→ Goal: Write out all of the material below line for line, without changing any text, and leave out the pictures.

→ Record list:
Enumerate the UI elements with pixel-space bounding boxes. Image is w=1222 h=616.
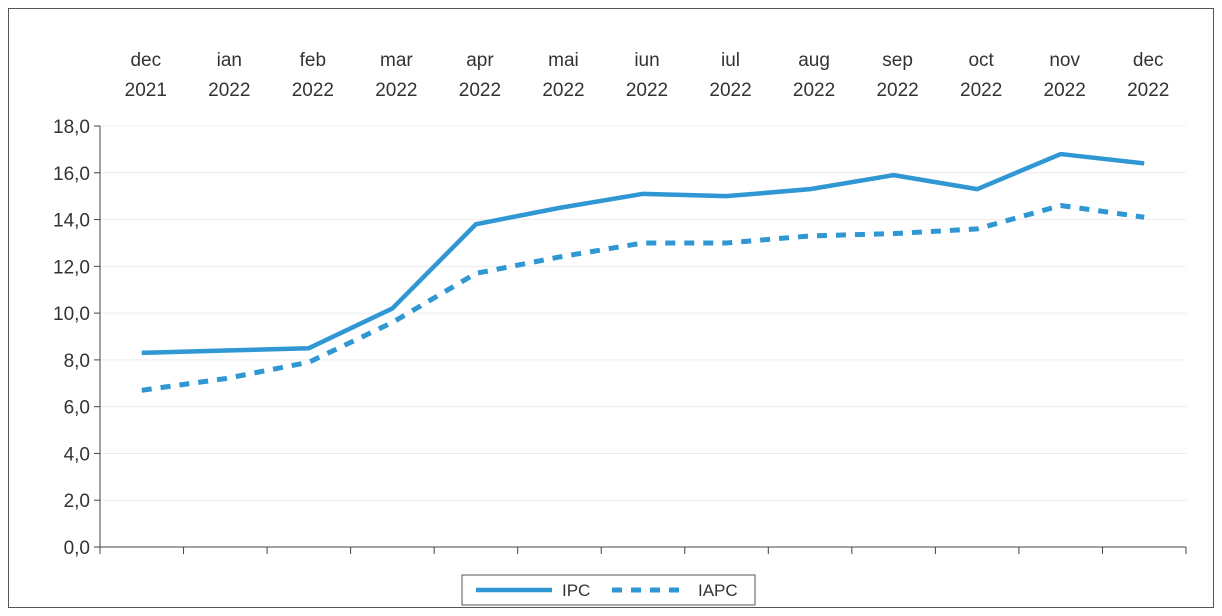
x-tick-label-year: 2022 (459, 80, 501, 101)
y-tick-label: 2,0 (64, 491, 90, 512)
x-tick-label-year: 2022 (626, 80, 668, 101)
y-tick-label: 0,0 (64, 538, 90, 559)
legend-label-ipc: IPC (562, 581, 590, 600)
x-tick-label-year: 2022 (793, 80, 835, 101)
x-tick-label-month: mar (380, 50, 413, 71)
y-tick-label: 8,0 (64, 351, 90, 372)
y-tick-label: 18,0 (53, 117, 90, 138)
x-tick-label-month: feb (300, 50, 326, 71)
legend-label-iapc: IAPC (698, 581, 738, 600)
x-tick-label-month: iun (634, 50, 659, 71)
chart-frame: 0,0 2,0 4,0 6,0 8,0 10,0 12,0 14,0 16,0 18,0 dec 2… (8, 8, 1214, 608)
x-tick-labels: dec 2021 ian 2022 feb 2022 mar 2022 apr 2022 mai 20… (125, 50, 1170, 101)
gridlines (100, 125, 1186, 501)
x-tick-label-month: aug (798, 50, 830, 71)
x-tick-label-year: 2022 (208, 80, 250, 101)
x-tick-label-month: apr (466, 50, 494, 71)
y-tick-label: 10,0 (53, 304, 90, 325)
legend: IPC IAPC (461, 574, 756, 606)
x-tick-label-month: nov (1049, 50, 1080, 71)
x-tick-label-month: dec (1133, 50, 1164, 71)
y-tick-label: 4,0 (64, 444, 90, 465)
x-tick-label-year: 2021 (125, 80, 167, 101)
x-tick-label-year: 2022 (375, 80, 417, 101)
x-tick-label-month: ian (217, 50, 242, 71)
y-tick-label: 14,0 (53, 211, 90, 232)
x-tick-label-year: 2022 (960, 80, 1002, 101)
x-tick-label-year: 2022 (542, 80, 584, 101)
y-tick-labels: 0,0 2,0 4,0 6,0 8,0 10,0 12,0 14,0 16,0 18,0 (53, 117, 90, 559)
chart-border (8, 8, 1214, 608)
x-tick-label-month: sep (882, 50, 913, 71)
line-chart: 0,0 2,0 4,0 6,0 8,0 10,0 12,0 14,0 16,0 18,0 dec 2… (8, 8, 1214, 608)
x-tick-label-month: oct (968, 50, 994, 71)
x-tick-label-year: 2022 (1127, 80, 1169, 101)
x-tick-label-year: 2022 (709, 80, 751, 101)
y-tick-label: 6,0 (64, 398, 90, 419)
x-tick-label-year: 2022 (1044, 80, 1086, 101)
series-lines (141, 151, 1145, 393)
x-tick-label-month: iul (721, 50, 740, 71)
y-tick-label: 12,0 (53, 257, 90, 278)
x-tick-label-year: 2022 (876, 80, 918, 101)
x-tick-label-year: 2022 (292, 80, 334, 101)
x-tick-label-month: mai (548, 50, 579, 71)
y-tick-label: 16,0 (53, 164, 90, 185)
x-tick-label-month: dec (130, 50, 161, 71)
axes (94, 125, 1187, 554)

→ Task result:
Enumerate the UI elements with pixel-space bounding boxes. Image is w=1222 h=616.
x-tick-label-year: 2022 (459, 80, 501, 101)
y-tick-label: 2,0 (64, 491, 90, 512)
x-tick-label-year: 2022 (626, 80, 668, 101)
y-tick-label: 0,0 (64, 538, 90, 559)
legend-label-ipc: IPC (562, 581, 590, 600)
x-tick-label-year: 2022 (793, 80, 835, 101)
x-tick-label-month: mar (380, 50, 413, 71)
y-tick-label: 8,0 (64, 351, 90, 372)
y-tick-label: 18,0 (53, 117, 90, 138)
x-tick-label-month: feb (300, 50, 326, 71)
legend-label-iapc: IAPC (698, 581, 738, 600)
x-tick-label-month: iun (634, 50, 659, 71)
chart-frame: 0,0 2,0 4,0 6,0 8,0 10,0 12,0 14,0 16,0 18,0 dec 2… (8, 8, 1214, 608)
x-tick-labels: dec 2021 ian 2022 feb 2022 mar 2022 apr 2022 mai 20… (125, 50, 1170, 101)
gridlines (100, 125, 1186, 501)
x-tick-label-month: aug (798, 50, 830, 71)
x-tick-label-year: 2022 (208, 80, 250, 101)
x-tick-label-month: apr (466, 50, 494, 71)
y-tick-label: 10,0 (53, 304, 90, 325)
legend: IPC IAPC (461, 574, 756, 606)
x-tick-label-month: nov (1049, 50, 1080, 71)
x-tick-label-month: dec (1133, 50, 1164, 71)
y-tick-label: 4,0 (64, 444, 90, 465)
x-tick-label-year: 2021 (125, 80, 167, 101)
x-tick-label-year: 2022 (375, 80, 417, 101)
x-tick-label-month: ian (217, 50, 242, 71)
y-tick-label: 14,0 (53, 211, 90, 232)
x-tick-label-year: 2022 (960, 80, 1002, 101)
x-tick-label-year: 2022 (542, 80, 584, 101)
y-tick-labels: 0,0 2,0 4,0 6,0 8,0 10,0 12,0 14,0 16,0 18,0 (53, 117, 90, 559)
chart-border (8, 8, 1214, 608)
x-tick-label-month: sep (882, 50, 913, 71)
line-chart: 0,0 2,0 4,0 6,0 8,0 10,0 12,0 14,0 16,0 18,0 dec 2… (8, 8, 1214, 608)
x-tick-label-month: oct (968, 50, 994, 71)
x-tick-label-year: 2022 (1127, 80, 1169, 101)
x-tick-label-year: 2022 (709, 80, 751, 101)
y-tick-label: 6,0 (64, 398, 90, 419)
x-tick-label-year: 2022 (1044, 80, 1086, 101)
series-lines (141, 151, 1145, 393)
x-tick-label-month: iul (721, 50, 740, 71)
y-tick-label: 12,0 (53, 257, 90, 278)
x-tick-label-year: 2022 (876, 80, 918, 101)
x-tick-label-year: 2022 (292, 80, 334, 101)
x-tick-label-month: mai (548, 50, 579, 71)
y-tick-label: 16,0 (53, 164, 90, 185)
x-tick-label-month: dec (130, 50, 161, 71)
axes (94, 125, 1187, 554)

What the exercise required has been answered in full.